§ Task objective
Copy each line below that contains "name".

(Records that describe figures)
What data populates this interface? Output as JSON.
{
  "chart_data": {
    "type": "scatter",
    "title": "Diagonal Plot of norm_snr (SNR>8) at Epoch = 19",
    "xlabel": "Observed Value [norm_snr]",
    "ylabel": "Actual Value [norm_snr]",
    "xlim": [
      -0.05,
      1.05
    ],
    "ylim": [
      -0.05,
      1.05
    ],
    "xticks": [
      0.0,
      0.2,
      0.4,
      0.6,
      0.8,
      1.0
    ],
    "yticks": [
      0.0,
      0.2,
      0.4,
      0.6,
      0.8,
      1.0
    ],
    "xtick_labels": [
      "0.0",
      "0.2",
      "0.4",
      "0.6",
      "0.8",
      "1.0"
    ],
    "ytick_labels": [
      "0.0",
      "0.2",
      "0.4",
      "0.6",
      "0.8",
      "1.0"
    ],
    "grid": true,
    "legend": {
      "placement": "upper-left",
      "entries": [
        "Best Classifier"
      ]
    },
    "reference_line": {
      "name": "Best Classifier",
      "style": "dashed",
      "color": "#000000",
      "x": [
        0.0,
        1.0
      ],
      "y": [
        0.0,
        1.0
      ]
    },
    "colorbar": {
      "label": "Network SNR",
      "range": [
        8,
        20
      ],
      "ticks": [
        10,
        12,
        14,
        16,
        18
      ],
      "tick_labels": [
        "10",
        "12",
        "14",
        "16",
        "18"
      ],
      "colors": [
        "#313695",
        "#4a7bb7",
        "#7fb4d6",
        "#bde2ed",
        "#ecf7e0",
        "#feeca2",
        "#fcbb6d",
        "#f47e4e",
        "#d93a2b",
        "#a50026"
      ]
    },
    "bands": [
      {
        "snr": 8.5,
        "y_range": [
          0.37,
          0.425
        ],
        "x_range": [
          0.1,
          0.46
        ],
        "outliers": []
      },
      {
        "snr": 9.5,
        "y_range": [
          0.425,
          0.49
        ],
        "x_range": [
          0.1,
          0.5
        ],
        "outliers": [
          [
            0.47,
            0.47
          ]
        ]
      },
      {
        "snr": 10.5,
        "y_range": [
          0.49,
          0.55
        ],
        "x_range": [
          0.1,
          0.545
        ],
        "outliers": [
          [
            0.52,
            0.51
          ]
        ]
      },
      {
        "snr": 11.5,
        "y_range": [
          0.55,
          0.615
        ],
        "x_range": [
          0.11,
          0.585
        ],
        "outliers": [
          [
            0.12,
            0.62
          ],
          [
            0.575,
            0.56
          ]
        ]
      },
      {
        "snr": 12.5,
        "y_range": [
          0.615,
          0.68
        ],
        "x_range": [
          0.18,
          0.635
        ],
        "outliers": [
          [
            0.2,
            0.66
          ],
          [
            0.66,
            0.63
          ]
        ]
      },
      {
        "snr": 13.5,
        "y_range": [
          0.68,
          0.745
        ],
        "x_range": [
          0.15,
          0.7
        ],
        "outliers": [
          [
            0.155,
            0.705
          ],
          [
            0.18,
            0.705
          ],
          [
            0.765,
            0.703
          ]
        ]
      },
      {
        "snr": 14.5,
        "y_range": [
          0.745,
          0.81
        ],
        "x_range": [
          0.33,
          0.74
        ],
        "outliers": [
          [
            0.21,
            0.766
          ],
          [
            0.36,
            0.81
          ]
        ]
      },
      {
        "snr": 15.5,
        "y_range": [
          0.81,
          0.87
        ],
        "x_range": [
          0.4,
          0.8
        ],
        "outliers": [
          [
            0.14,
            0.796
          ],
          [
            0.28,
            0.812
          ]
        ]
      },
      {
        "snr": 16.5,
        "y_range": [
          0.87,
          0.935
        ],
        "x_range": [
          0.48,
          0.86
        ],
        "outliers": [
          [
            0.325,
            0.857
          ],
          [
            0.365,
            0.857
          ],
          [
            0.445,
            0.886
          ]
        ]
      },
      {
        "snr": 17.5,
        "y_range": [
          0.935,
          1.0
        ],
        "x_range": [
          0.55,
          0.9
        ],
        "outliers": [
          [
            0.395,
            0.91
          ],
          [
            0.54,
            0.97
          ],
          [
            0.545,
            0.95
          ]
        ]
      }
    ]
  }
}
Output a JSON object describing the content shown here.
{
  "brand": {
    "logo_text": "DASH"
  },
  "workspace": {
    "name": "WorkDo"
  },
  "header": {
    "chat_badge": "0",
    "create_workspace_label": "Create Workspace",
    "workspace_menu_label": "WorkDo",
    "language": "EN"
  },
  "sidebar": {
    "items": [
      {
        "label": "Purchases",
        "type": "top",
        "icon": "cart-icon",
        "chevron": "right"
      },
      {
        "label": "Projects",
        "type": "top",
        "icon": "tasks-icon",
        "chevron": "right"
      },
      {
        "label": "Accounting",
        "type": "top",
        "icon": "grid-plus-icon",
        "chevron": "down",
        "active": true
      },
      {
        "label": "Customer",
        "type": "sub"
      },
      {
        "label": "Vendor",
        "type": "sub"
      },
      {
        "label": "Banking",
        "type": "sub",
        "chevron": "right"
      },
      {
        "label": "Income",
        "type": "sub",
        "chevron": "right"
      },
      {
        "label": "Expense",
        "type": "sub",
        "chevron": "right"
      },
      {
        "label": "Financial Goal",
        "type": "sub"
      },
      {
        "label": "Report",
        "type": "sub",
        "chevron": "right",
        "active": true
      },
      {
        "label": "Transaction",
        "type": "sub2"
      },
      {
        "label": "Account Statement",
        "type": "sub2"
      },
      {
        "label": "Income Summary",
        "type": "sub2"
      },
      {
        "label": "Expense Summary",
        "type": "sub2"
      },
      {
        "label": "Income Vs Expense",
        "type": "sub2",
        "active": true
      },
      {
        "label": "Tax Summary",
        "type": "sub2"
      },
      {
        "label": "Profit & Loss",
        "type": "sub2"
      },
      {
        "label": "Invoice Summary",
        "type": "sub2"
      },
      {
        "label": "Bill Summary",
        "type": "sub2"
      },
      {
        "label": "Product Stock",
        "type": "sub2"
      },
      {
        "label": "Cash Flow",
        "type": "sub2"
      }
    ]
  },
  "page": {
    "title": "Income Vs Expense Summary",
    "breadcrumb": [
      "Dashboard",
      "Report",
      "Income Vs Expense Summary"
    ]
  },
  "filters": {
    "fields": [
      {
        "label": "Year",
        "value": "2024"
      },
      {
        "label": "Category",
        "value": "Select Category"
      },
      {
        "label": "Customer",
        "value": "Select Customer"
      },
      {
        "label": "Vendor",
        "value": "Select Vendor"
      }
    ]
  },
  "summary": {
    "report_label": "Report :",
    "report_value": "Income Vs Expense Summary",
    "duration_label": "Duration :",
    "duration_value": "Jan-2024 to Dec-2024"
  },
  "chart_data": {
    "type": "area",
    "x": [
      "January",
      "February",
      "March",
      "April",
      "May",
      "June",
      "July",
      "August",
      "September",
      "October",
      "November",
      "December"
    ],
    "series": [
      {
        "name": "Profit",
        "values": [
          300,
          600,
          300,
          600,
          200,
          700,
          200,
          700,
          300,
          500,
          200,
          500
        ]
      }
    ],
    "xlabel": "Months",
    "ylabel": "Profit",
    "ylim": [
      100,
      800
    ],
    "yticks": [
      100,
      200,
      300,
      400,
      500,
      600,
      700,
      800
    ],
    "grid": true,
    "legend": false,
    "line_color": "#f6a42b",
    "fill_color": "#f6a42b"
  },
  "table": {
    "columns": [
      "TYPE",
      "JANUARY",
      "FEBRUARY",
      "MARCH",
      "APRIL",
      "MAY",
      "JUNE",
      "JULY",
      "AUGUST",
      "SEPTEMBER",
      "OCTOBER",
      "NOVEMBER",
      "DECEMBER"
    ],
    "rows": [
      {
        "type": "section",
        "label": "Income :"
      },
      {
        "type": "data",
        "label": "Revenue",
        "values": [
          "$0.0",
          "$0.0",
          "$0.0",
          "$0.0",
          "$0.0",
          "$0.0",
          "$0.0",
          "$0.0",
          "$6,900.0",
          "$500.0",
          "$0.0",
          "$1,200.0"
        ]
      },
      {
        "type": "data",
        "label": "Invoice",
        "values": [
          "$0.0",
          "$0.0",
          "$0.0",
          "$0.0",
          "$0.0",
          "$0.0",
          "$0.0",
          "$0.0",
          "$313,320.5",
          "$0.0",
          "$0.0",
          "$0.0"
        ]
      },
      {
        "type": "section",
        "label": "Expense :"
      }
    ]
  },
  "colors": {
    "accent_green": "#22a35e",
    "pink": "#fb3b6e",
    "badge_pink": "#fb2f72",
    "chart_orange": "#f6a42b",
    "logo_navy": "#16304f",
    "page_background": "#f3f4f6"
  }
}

§ Correct result
      "name": "Best Classifier",
    "name": "WorkDo"
        "name": "Profit",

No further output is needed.